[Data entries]
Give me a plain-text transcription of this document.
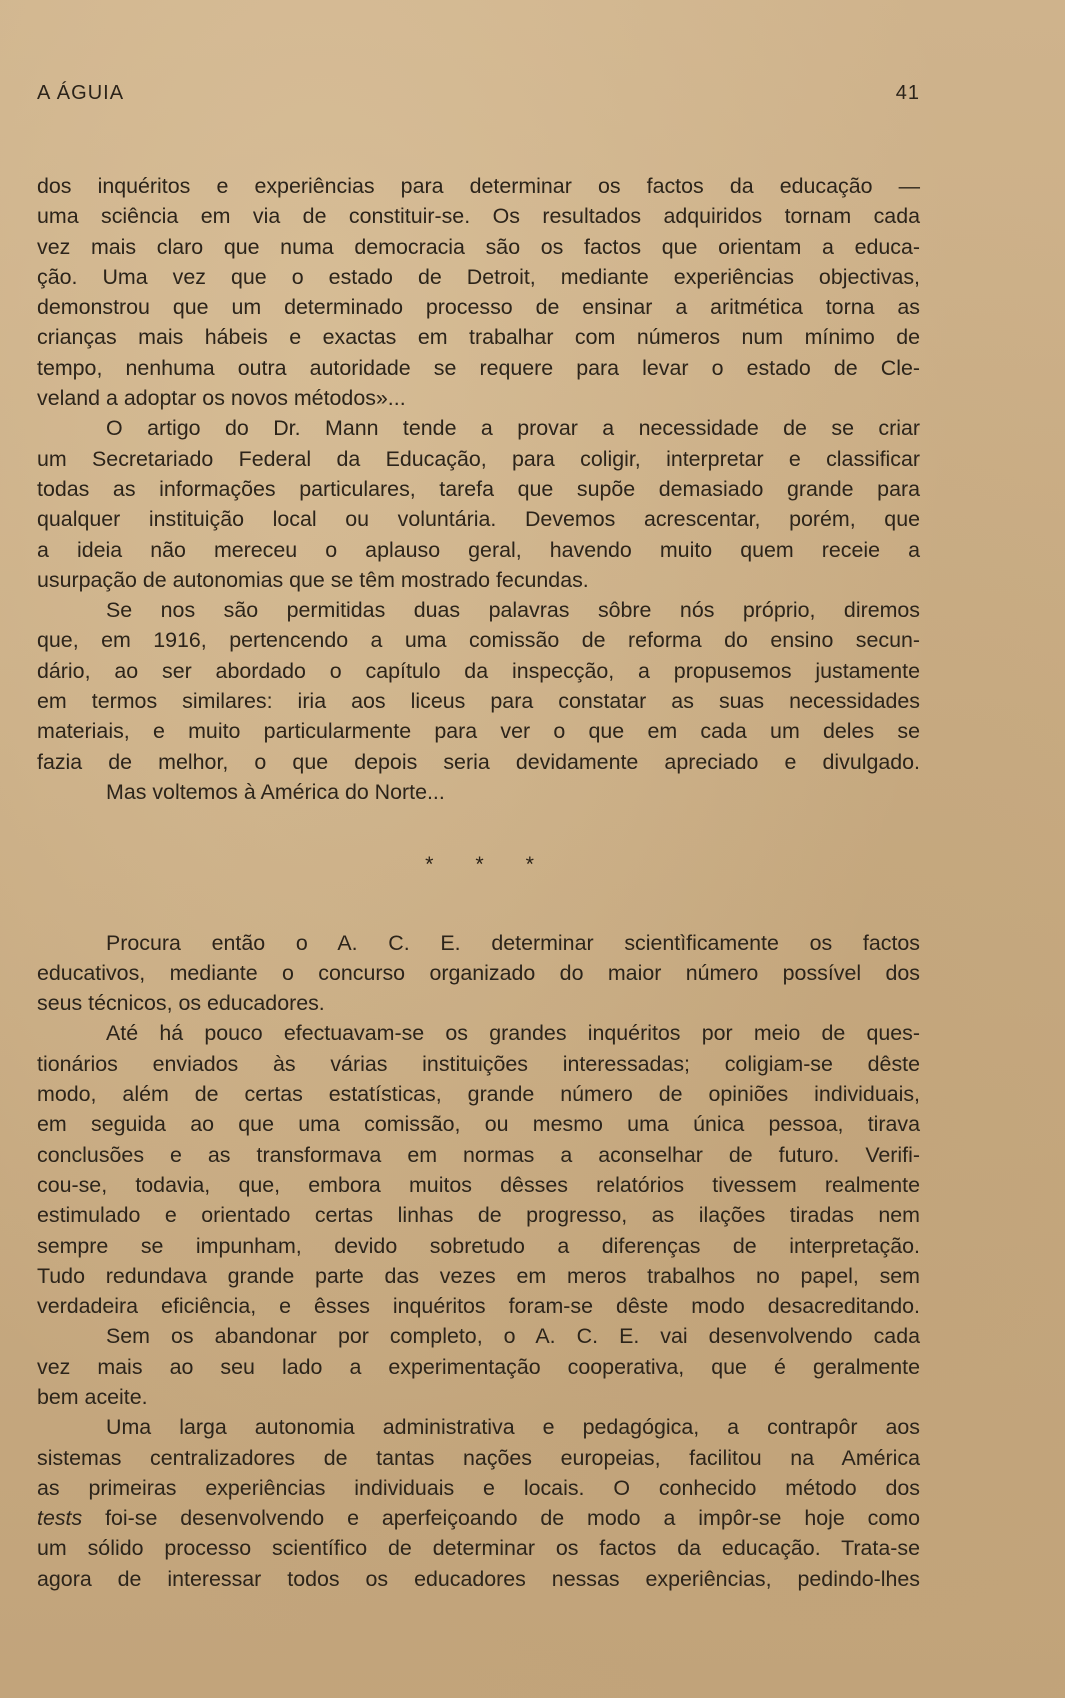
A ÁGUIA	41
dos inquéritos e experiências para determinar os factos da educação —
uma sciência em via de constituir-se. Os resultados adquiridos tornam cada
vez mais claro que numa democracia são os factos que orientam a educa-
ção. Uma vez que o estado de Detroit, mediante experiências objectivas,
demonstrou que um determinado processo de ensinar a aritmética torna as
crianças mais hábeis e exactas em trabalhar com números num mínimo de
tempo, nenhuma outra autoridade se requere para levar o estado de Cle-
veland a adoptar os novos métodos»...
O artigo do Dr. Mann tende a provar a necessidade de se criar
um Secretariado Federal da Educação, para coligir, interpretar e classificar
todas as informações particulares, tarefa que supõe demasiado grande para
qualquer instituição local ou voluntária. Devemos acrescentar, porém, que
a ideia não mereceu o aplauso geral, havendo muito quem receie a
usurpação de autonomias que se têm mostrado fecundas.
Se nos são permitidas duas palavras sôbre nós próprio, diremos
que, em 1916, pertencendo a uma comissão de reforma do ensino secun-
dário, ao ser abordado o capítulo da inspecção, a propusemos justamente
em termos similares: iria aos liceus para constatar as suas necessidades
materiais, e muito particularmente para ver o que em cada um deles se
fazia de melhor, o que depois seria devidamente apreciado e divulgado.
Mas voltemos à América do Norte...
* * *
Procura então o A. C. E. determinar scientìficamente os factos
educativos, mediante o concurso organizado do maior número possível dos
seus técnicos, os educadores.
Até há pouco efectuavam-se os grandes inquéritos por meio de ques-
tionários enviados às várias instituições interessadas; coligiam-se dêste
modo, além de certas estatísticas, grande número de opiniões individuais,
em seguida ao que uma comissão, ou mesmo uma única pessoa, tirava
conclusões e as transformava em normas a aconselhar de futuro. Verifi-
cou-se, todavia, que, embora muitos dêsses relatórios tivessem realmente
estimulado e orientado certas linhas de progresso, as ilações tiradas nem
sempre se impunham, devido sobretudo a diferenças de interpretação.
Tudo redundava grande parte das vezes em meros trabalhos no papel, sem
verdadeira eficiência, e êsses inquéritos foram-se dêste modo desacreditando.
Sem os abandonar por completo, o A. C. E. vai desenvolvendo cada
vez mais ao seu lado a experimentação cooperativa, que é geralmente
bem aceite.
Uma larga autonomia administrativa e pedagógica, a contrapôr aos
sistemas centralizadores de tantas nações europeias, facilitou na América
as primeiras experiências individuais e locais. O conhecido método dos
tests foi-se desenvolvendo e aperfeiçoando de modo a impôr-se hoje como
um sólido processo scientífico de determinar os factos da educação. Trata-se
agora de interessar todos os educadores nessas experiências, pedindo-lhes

### WHAT THE EXERCISE ASKS
In the material above, show every line where the word "individuais" turns up.

### FULL OUTPUT
modo, além de certas estatísticas, grande número de opiniões individuais,
as primeiras experiências individuais e locais. O conhecido método dos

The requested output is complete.